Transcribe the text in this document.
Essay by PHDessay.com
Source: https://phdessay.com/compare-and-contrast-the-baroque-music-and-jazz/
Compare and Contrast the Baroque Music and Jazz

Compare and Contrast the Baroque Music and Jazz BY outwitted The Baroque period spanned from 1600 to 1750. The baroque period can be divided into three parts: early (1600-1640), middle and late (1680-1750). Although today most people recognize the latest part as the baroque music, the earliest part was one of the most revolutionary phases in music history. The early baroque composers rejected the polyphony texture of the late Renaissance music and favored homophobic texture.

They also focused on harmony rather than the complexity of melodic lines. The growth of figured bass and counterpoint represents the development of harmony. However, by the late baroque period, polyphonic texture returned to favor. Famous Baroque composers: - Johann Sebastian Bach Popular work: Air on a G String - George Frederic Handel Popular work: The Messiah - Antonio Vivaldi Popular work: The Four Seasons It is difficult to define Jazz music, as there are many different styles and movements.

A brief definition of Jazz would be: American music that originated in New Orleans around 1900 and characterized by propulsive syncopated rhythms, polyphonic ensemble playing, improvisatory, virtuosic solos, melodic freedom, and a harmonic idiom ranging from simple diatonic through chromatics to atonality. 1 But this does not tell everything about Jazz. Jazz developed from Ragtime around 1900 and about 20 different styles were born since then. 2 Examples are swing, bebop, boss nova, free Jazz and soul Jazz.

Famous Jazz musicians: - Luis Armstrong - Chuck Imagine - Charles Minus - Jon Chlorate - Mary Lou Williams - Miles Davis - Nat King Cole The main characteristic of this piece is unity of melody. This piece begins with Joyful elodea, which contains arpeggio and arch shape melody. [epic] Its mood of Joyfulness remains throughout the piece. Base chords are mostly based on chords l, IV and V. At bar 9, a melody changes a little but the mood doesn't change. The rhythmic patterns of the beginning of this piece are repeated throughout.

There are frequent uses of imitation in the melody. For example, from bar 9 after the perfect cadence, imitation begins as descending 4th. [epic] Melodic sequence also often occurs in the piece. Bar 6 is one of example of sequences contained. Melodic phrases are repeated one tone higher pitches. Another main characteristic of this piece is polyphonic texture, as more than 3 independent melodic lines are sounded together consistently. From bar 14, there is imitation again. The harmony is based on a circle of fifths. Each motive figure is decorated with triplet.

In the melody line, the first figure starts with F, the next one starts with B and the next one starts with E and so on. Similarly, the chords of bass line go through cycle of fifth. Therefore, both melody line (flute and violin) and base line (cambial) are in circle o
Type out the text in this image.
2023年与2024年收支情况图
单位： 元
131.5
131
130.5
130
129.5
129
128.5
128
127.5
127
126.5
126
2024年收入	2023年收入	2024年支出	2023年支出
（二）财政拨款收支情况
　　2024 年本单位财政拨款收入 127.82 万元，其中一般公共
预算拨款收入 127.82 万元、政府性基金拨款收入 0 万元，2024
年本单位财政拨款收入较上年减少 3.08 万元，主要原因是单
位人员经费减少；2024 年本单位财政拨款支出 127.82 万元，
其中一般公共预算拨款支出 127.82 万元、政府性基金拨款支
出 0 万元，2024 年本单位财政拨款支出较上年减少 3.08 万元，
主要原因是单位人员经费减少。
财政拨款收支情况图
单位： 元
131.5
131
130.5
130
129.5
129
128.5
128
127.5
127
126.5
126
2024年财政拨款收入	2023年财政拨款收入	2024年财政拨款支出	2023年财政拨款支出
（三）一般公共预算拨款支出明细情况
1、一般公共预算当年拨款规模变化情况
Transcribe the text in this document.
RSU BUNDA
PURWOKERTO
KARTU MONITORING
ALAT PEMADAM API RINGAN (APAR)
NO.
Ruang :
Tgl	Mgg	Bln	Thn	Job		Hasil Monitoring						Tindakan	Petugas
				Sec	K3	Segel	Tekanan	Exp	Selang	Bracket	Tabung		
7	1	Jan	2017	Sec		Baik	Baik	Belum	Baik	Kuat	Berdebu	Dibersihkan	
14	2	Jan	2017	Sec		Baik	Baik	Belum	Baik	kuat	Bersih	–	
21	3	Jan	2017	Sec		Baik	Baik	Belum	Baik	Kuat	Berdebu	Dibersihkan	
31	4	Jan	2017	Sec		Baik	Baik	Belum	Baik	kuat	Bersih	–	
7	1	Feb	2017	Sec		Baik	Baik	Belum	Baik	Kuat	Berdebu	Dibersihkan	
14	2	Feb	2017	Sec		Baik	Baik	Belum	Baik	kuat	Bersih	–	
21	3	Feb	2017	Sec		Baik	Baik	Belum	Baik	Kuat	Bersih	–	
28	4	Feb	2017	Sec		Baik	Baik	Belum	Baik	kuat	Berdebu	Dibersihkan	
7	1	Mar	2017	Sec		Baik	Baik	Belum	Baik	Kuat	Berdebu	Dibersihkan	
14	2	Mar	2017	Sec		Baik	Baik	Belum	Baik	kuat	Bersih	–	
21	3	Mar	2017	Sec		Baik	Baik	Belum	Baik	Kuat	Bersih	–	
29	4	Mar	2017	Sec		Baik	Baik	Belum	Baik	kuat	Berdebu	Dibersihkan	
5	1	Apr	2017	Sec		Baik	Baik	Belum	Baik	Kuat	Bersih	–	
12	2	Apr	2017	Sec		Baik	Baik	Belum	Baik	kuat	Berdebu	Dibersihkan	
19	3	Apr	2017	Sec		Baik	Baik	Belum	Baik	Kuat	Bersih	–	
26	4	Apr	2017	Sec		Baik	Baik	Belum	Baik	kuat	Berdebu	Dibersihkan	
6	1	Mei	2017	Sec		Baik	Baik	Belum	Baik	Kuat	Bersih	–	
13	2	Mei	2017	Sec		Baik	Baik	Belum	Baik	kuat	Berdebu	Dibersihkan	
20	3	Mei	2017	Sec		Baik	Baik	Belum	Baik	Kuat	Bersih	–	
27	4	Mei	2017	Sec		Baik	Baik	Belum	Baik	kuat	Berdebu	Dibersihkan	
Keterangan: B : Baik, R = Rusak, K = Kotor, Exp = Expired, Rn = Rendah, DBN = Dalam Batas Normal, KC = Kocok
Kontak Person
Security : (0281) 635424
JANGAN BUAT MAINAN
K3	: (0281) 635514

Exercise goal: In the records above, find each line holding "composers" and copy it.

Output below:
Compare and Contrast the Baroque Music and Jazz BY outwitted The Baroque period spanned from 1600 to 1750. The baroque period can be divided into three parts: early (1600-1640), middle and late (1680-1750). Although today most people recognize the latest part as the baroque music, the earliest part was one of the most revolutionary phases in music history. The early baroque composers rejected the polyphony texture of the late Renaissance music and favored homophobic texture.
They also focused on harmony rather than the complexity of melodic lines. The growth of figured bass and counterpoint represents the development of harmony. However, by the late baroque period, polyphonic texture returned to favor. Famous Baroque composers: - Johann Sebastian Bach Popular work: Air on a G String - George Frederic Handel Popular work: The Messiah - Antonio Vivaldi Popular work: The Four Seasons It is difficult to define Jazz music, as there are many different styles and movements.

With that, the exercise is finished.